Leave the pictures out and transcribe every record exactly.

** start RECORDS PROVIDED **

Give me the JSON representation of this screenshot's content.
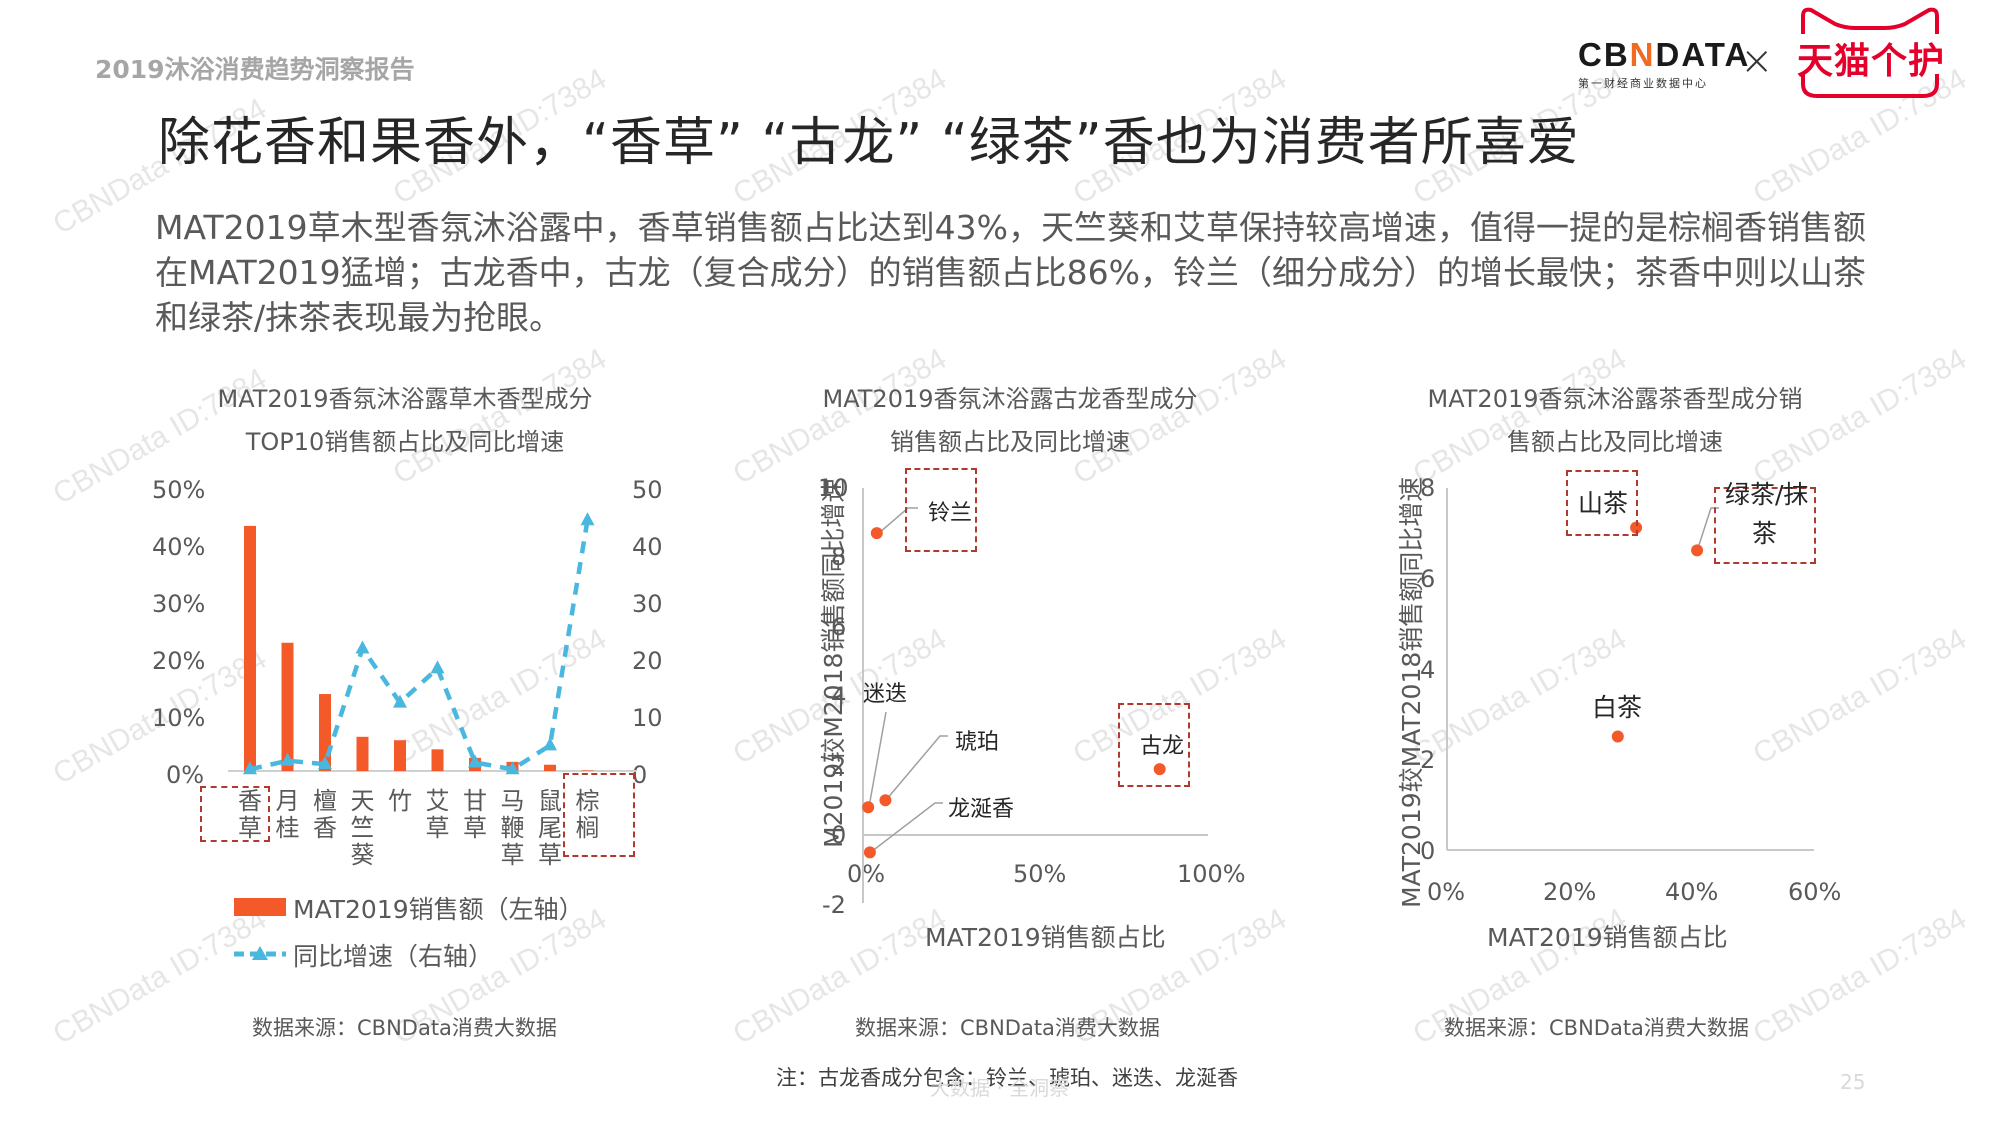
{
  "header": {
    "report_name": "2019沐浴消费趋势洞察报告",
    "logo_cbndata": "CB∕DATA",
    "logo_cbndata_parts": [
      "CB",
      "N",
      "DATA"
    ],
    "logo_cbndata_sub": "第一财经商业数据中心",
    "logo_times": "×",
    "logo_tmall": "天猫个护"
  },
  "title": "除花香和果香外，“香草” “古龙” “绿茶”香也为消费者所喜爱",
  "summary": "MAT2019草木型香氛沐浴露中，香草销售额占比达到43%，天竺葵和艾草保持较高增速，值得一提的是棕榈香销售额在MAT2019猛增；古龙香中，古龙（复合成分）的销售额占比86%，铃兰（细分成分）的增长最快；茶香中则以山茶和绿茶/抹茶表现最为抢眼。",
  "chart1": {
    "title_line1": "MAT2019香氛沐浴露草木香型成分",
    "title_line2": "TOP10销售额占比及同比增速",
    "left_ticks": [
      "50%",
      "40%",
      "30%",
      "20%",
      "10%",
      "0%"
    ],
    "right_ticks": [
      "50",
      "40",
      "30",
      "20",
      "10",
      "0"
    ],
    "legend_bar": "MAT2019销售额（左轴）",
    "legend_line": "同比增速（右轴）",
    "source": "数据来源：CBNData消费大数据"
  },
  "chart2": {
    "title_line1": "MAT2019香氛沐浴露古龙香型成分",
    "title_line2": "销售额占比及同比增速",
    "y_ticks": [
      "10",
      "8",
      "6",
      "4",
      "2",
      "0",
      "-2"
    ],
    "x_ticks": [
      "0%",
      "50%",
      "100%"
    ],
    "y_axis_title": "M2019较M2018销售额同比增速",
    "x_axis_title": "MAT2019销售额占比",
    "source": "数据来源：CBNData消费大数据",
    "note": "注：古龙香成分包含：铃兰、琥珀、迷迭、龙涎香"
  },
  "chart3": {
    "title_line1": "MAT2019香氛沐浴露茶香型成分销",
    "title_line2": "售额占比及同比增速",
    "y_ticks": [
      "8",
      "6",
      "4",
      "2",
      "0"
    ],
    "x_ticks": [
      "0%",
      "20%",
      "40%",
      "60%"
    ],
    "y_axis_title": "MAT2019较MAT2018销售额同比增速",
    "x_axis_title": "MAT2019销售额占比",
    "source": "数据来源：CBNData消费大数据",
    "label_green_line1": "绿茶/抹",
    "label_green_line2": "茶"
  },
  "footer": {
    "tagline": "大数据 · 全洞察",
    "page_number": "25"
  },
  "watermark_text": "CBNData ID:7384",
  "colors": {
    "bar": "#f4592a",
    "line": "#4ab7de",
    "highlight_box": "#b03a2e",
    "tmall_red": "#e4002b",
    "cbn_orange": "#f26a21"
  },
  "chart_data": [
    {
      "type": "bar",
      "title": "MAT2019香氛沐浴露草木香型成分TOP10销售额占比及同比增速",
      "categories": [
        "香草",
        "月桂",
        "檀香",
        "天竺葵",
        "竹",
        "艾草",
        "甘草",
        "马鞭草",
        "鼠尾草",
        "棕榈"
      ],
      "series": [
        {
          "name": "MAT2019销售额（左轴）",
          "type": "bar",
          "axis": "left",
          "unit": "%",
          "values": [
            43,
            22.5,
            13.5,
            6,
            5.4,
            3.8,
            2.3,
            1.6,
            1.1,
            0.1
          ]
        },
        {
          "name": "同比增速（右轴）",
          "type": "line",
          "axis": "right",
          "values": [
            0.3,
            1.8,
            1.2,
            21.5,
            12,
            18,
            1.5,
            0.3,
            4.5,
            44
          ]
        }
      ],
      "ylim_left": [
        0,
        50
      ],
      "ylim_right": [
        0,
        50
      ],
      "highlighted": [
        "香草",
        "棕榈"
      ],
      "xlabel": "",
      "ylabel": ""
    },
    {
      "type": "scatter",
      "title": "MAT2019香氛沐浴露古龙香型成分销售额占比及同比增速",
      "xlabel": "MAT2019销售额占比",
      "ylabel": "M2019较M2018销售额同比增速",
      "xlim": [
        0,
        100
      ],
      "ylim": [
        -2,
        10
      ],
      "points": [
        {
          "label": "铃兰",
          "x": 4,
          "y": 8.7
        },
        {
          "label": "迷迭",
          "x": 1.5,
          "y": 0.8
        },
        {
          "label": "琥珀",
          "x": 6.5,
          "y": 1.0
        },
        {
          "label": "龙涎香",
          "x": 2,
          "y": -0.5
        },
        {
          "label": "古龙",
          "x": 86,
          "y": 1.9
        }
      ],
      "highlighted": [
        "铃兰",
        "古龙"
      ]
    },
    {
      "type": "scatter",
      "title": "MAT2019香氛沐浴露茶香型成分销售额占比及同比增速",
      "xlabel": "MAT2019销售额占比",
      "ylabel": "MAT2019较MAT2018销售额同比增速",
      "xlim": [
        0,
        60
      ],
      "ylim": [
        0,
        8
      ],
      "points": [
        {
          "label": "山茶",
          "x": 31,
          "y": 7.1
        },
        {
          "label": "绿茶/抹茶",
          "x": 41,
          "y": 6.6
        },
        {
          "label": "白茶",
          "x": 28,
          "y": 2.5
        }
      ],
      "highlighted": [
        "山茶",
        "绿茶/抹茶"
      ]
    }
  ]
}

** end RECORDS PROVIDED **

_TASK SOLUTION:_
Give me the JSON representation of this screenshot's content.
{
  "header": {
    "report_name": "2019沐浴消费趋势洞察报告",
    "logo_cbndata": "CB∕DATA",
    "logo_cbndata_parts": [
      "CB",
      "N",
      "DATA"
    ],
    "logo_cbndata_sub": "第一财经商业数据中心",
    "logo_times": "×",
    "logo_tmall": "天猫个护"
  },
  "title": "除花香和果香外，“香草” “古龙” “绿茶”香也为消费者所喜爱",
  "summary": "MAT2019草木型香氛沐浴露中，香草销售额占比达到43%，天竺葵和艾草保持较高增速，值得一提的是棕榈香销售额在MAT2019猛增；古龙香中，古龙（复合成分）的销售额占比86%，铃兰（细分成分）的增长最快；茶香中则以山茶和绿茶/抹茶表现最为抢眼。",
  "chart1": {
    "title_line1": "MAT2019香氛沐浴露草木香型成分",
    "title_line2": "TOP10销售额占比及同比增速",
    "left_ticks": [
      "50%",
      "40%",
      "30%",
      "20%",
      "10%",
      "0%"
    ],
    "right_ticks": [
      "50",
      "40",
      "30",
      "20",
      "10",
      "0"
    ],
    "legend_bar": "MAT2019销售额（左轴）",
    "legend_line": "同比增速（右轴）",
    "source": "数据来源：CBNData消费大数据"
  },
  "chart2": {
    "title_line1": "MAT2019香氛沐浴露古龙香型成分",
    "title_line2": "销售额占比及同比增速",
    "y_ticks": [
      "10",
      "8",
      "6",
      "4",
      "2",
      "0",
      "-2"
    ],
    "x_ticks": [
      "0%",
      "50%",
      "100%"
    ],
    "y_axis_title": "M2019较M2018销售额同比增速",
    "x_axis_title": "MAT2019销售额占比",
    "source": "数据来源：CBNData消费大数据",
    "note": "注：古龙香成分包含：铃兰、琥珀、迷迭、龙涎香"
  },
  "chart3": {
    "title_line1": "MAT2019香氛沐浴露茶香型成分销",
    "title_line2": "售额占比及同比增速",
    "y_ticks": [
      "8",
      "6",
      "4",
      "2",
      "0"
    ],
    "x_ticks": [
      "0%",
      "20%",
      "40%",
      "60%"
    ],
    "y_axis_title": "MAT2019较MAT2018销售额同比增速",
    "x_axis_title": "MAT2019销售额占比",
    "source": "数据来源：CBNData消费大数据",
    "label_green_line1": "绿茶/抹",
    "label_green_line2": "茶"
  },
  "footer": {
    "tagline": "大数据 · 全洞察",
    "page_number": "25"
  },
  "watermark_text": "CBNData ID:7384",
  "colors": {
    "bar": "#f4592a",
    "line": "#4ab7de",
    "highlight_box": "#b03a2e",
    "tmall_red": "#e4002b",
    "cbn_orange": "#f26a21"
  },
  "chart_data": [
    {
      "type": "bar",
      "title": "MAT2019香氛沐浴露草木香型成分TOP10销售额占比及同比增速",
      "categories": [
        "香草",
        "月桂",
        "檀香",
        "天竺葵",
        "竹",
        "艾草",
        "甘草",
        "马鞭草",
        "鼠尾草",
        "棕榈"
      ],
      "series": [
        {
          "name": "MAT2019销售额（左轴）",
          "type": "bar",
          "axis": "left",
          "unit": "%",
          "values": [
            43,
            22.5,
            13.5,
            6,
            5.4,
            3.8,
            2.3,
            1.6,
            1.1,
            0.1
          ]
        },
        {
          "name": "同比增速（右轴）",
          "type": "line",
          "axis": "right",
          "values": [
            0.3,
            1.8,
            1.2,
            21.5,
            12,
            18,
            1.5,
            0.3,
            4.5,
            44
          ]
        }
      ],
      "ylim_left": [
        0,
        50
      ],
      "ylim_right": [
        0,
        50
      ],
      "highlighted": [
        "香草",
        "棕榈"
      ],
      "xlabel": "",
      "ylabel": ""
    },
    {
      "type": "scatter",
      "title": "MAT2019香氛沐浴露古龙香型成分销售额占比及同比增速",
      "xlabel": "MAT2019销售额占比",
      "ylabel": "M2019较M2018销售额同比增速",
      "xlim": [
        0,
        100
      ],
      "ylim": [
        -2,
        10
      ],
      "points": [
        {
          "label": "铃兰",
          "x": 4,
          "y": 8.7
        },
        {
          "label": "迷迭",
          "x": 1.5,
          "y": 0.8
        },
        {
          "label": "琥珀",
          "x": 6.5,
          "y": 1.0
        },
        {
          "label": "龙涎香",
          "x": 2,
          "y": -0.5
        },
        {
          "label": "古龙",
          "x": 86,
          "y": 1.9
        }
      ],
      "highlighted": [
        "铃兰",
        "古龙"
      ]
    },
    {
      "type": "scatter",
      "title": "MAT2019香氛沐浴露茶香型成分销售额占比及同比增速",
      "xlabel": "MAT2019销售额占比",
      "ylabel": "MAT2019较MAT2018销售额同比增速",
      "xlim": [
        0,
        60
      ],
      "ylim": [
        0,
        8
      ],
      "points": [
        {
          "label": "山茶",
          "x": 31,
          "y": 7.1
        },
        {
          "label": "绿茶/抹茶",
          "x": 41,
          "y": 6.6
        },
        {
          "label": "白茶",
          "x": 28,
          "y": 2.5
        }
      ],
      "highlighted": [
        "山茶",
        "绿茶/抹茶"
      ]
    }
  ]
}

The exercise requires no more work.